Record set:
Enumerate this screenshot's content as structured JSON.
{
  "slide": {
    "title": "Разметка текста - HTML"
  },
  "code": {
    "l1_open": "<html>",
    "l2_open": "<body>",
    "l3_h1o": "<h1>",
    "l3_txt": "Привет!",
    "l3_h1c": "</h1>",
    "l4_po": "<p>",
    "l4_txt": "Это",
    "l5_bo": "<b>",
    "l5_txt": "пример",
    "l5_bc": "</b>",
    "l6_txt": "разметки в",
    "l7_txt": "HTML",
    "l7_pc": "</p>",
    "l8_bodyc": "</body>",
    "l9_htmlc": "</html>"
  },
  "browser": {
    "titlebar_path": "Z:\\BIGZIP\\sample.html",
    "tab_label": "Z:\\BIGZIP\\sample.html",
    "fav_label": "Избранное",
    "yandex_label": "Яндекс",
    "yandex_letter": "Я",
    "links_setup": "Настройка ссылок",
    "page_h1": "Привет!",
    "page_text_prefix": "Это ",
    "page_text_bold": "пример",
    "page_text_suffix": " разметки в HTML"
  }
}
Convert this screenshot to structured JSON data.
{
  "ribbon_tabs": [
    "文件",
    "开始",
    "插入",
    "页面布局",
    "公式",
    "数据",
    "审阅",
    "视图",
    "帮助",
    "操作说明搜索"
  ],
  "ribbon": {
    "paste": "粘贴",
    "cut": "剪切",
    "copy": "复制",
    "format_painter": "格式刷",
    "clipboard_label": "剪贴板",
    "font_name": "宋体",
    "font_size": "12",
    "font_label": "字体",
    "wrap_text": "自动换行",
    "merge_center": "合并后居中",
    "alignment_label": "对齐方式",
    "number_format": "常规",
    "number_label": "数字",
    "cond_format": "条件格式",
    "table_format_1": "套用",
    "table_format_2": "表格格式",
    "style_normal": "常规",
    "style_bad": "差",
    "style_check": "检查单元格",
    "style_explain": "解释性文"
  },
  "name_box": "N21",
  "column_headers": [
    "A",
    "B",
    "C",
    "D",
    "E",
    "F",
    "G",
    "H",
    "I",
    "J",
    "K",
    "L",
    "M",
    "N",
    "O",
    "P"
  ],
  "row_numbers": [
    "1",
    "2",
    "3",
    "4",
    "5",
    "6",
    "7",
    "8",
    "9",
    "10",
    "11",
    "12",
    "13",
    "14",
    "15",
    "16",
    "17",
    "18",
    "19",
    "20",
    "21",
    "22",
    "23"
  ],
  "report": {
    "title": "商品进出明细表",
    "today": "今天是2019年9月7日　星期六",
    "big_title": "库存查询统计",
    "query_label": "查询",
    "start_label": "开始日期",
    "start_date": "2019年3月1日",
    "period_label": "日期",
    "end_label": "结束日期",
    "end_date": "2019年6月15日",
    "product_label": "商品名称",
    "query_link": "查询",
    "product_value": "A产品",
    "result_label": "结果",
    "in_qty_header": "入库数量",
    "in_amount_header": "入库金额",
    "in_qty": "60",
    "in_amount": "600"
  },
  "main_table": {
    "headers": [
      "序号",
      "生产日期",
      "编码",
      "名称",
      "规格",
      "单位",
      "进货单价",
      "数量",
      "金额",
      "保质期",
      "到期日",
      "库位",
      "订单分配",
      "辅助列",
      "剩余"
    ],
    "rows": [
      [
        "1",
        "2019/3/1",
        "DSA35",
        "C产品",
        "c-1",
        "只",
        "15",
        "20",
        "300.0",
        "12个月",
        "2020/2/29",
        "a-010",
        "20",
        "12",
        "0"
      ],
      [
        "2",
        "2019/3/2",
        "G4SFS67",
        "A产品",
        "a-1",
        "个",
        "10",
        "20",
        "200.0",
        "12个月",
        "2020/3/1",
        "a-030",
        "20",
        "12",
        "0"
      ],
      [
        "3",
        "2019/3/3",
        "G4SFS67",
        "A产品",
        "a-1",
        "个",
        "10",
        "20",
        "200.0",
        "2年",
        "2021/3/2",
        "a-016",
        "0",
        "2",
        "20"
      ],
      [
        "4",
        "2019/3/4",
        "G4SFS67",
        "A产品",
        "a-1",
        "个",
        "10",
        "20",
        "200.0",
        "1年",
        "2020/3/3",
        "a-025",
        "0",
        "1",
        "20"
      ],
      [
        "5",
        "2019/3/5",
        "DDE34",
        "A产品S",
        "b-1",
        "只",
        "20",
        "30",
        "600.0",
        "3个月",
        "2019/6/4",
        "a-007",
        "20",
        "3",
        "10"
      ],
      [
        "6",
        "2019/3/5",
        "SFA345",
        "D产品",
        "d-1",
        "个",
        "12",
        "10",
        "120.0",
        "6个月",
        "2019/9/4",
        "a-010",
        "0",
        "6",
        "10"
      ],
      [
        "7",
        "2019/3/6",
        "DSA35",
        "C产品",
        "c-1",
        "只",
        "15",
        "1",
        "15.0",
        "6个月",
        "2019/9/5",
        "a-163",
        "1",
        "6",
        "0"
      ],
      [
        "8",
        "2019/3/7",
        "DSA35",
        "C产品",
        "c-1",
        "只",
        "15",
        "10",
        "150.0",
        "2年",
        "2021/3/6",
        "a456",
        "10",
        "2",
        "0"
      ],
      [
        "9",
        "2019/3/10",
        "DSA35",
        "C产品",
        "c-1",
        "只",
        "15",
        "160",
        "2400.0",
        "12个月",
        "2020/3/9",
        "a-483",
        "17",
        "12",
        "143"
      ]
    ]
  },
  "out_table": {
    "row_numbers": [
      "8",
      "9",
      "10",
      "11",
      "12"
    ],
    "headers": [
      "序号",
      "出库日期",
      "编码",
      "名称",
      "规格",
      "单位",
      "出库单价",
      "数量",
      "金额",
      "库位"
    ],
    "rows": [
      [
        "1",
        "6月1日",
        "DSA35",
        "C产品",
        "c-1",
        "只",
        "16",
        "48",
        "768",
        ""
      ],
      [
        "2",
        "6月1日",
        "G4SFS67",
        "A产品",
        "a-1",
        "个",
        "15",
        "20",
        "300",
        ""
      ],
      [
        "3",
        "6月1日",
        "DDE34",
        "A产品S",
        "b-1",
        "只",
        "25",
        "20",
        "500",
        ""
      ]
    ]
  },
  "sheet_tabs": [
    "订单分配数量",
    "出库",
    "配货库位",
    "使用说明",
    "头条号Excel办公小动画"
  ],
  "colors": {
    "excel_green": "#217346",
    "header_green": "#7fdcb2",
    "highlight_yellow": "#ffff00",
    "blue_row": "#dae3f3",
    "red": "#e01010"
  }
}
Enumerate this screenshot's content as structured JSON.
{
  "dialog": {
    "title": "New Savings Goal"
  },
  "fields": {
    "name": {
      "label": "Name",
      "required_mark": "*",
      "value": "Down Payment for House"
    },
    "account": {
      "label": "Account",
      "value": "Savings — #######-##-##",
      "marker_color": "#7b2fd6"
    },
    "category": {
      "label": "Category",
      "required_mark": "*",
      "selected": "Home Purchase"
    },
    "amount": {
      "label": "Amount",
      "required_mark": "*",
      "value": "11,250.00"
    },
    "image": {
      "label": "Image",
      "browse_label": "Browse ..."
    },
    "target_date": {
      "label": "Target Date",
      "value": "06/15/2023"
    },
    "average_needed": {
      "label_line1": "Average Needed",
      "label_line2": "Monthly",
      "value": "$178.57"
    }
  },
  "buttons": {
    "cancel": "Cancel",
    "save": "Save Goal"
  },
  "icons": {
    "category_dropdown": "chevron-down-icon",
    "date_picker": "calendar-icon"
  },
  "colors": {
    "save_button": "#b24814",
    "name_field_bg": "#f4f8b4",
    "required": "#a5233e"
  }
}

Instructions to follow: Exactly reproduce every line found in the records.

Reply:
Enumerate this screenshot's content as structured JSON.
{
  "slide": {
    "title": "Разметка текста - HTML"
  },
  "code": {
    "l1_open": "<html>",
    "l2_open": "<body>",
    "l3_h1o": "<h1>",
    "l3_txt": "Привет!",
    "l3_h1c": "</h1>",
    "l4_po": "<p>",
    "l4_txt": "Это",
    "l5_bo": "<b>",
    "l5_txt": "пример",
    "l5_bc": "</b>",
    "l6_txt": "разметки в",
    "l7_txt": "HTML",
    "l7_pc": "</p>",
    "l8_bodyc": "</body>",
    "l9_htmlc": "</html>"
  },
  "browser": {
    "titlebar_path": "Z:\\BIGZIP\\sample.html",
    "tab_label": "Z:\\BIGZIP\\sample.html",
    "fav_label": "Избранное",
    "yandex_label": "Яндекс",
    "yandex_letter": "Я",
    "links_setup": "Настройка ссылок",
    "page_h1": "Привет!",
    "page_text_prefix": "Это ",
    "page_text_bold": "пример",
    "page_text_suffix": " разметки в HTML"
  }
}
Convert this screenshot to structured JSON data.
{
  "ribbon_tabs": [
    "文件",
    "开始",
    "插入",
    "页面布局",
    "公式",
    "数据",
    "审阅",
    "视图",
    "帮助",
    "操作说明搜索"
  ],
  "ribbon": {
    "paste": "粘贴",
    "cut": "剪切",
    "copy": "复制",
    "format_painter": "格式刷",
    "clipboard_label": "剪贴板",
    "font_name": "宋体",
    "font_size": "12",
    "font_label": "字体",
    "wrap_text": "自动换行",
    "merge_center": "合并后居中",
    "alignment_label": "对齐方式",
    "number_format": "常规",
    "number_label": "数字",
    "cond_format": "条件格式",
    "table_format_1": "套用",
    "table_format_2": "表格格式",
    "style_normal": "常规",
    "style_bad": "差",
    "style_check": "检查单元格",
    "style_explain": "解释性文"
  },
  "name_box": "N21",
  "column_headers": [
    "A",
    "B",
    "C",
    "D",
    "E",
    "F",
    "G",
    "H",
    "I",
    "J",
    "K",
    "L",
    "M",
    "N",
    "O",
    "P"
  ],
  "row_numbers": [
    "1",
    "2",
    "3",
    "4",
    "5",
    "6",
    "7",
    "8",
    "9",
    "10",
    "11",
    "12",
    "13",
    "14",
    "15",
    "16",
    "17",
    "18",
    "19",
    "20",
    "21",
    "22",
    "23"
  ],
  "report": {
    "title": "商品进出明细表",
    "today": "今天是2019年9月7日　星期六",
    "big_title": "库存查询统计",
    "query_label": "查询",
    "start_label": "开始日期",
    "start_date": "2019年3月1日",
    "period_label": "日期",
    "end_label": "结束日期",
    "end_date": "2019年6月15日",
    "product_label": "商品名称",
    "query_link": "查询",
    "product_value": "A产品",
    "result_label": "结果",
    "in_qty_header": "入库数量",
    "in_amount_header": "入库金额",
    "in_qty": "60",
    "in_amount": "600"
  },
  "main_table": {
    "headers": [
      "序号",
      "生产日期",
      "编码",
      "名称",
      "规格",
      "单位",
      "进货单价",
      "数量",
      "金额",
      "保质期",
      "到期日",
      "库位",
      "订单分配",
      "辅助列",
      "剩余"
    ],
    "rows": [
      [
        "1",
        "2019/3/1",
        "DSA35",
        "C产品",
        "c-1",
        "只",
        "15",
        "20",
        "300.0",
        "12个月",
        "2020/2/29",
        "a-010",
        "20",
        "12",
        "0"
      ],
      [
        "2",
        "2019/3/2",
        "G4SFS67",
        "A产品",
        "a-1",
        "个",
        "10",
        "20",
        "200.0",
        "12个月",
        "2020/3/1",
        "a-030",
        "20",
        "12",
        "0"
      ],
      [
        "3",
        "2019/3/3",
        "G4SFS67",
        "A产品",
        "a-1",
        "个",
        "10",
        "20",
        "200.0",
        "2年",
        "2021/3/2",
        "a-016",
        "0",
        "2",
        "20"
      ],
      [
        "4",
        "2019/3/4",
        "G4SFS67",
        "A产品",
        "a-1",
        "个",
        "10",
        "20",
        "200.0",
        "1年",
        "2020/3/3",
        "a-025",
        "0",
        "1",
        "20"
      ],
      [
        "5",
        "2019/3/5",
        "DDE34",
        "A产品S",
        "b-1",
        "只",
        "20",
        "30",
        "600.0",
        "3个月",
        "2019/6/4",
        "a-007",
        "20",
        "3",
        "10"
      ],
      [
        "6",
        "2019/3/5",
        "SFA345",
        "D产品",
        "d-1",
        "个",
        "12",
        "10",
        "120.0",
        "6个月",
        "2019/9/4",
        "a-010",
        "0",
        "6",
        "10"
      ],
      [
        "7",
        "2019/3/6",
        "DSA35",
        "C产品",
        "c-1",
        "只",
        "15",
        "1",
        "15.0",
        "6个月",
        "2019/9/5",
        "a-163",
        "1",
        "6",
        "0"
      ],
      [
        "8",
        "2019/3/7",
        "DSA35",
        "C产品",
        "c-1",
        "只",
        "15",
        "10",
        "150.0",
        "2年",
        "2021/3/6",
        "a456",
        "10",
        "2",
        "0"
      ],
      [
        "9",
        "2019/3/10",
        "DSA35",
        "C产品",
        "c-1",
        "只",
        "15",
        "160",
        "2400.0",
        "12个月",
        "2020/3/9",
        "a-483",
        "17",
        "12",
        "143"
      ]
    ]
  },
  "out_table": {
    "row_numbers": [
      "8",
      "9",
      "10",
      "11",
      "12"
    ],
    "headers": [
      "序号",
      "出库日期",
      "编码",
      "名称",
      "规格",
      "单位",
      "出库单价",
      "数量",
      "金额",
      "库位"
    ],
    "rows": [
      [
        "1",
        "6月1日",
        "DSA35",
        "C产品",
        "c-1",
        "只",
        "16",
        "48",
        "768",
        ""
      ],
      [
        "2",
        "6月1日",
        "G4SFS67",
        "A产品",
        "a-1",
        "个",
        "15",
        "20",
        "300",
        ""
      ],
      [
        "3",
        "6月1日",
        "DDE34",
        "A产品S",
        "b-1",
        "只",
        "25",
        "20",
        "500",
        ""
      ]
    ]
  },
  "sheet_tabs": [
    "订单分配数量",
    "出库",
    "配货库位",
    "使用说明",
    "头条号Excel办公小动画"
  ],
  "colors": {
    "excel_green": "#217346",
    "header_green": "#7fdcb2",
    "highlight_yellow": "#ffff00",
    "blue_row": "#dae3f3",
    "red": "#e01010"
  }
}
Enumerate this screenshot's content as structured JSON.
{
  "dialog": {
    "title": "New Savings Goal"
  },
  "fields": {
    "name": {
      "label": "Name",
      "required_mark": "*",
      "value": "Down Payment for House"
    },
    "account": {
      "label": "Account",
      "value": "Savings — #######-##-##",
      "marker_color": "#7b2fd6"
    },
    "category": {
      "label": "Category",
      "required_mark": "*",
      "selected": "Home Purchase"
    },
    "amount": {
      "label": "Amount",
      "required_mark": "*",
      "value": "11,250.00"
    },
    "image": {
      "label": "Image",
      "browse_label": "Browse ..."
    },
    "target_date": {
      "label": "Target Date",
      "value": "06/15/2023"
    },
    "average_needed": {
      "label_line1": "Average Needed",
      "label_line2": "Monthly",
      "value": "$178.57"
    }
  },
  "buttons": {
    "cancel": "Cancel",
    "save": "Save Goal"
  },
  "icons": {
    "category_dropdown": "chevron-down-icon",
    "date_picker": "calendar-icon"
  },
  "colors": {
    "save_button": "#b24814",
    "name_field_bg": "#f4f8b4",
    "required": "#a5233e"
  }
}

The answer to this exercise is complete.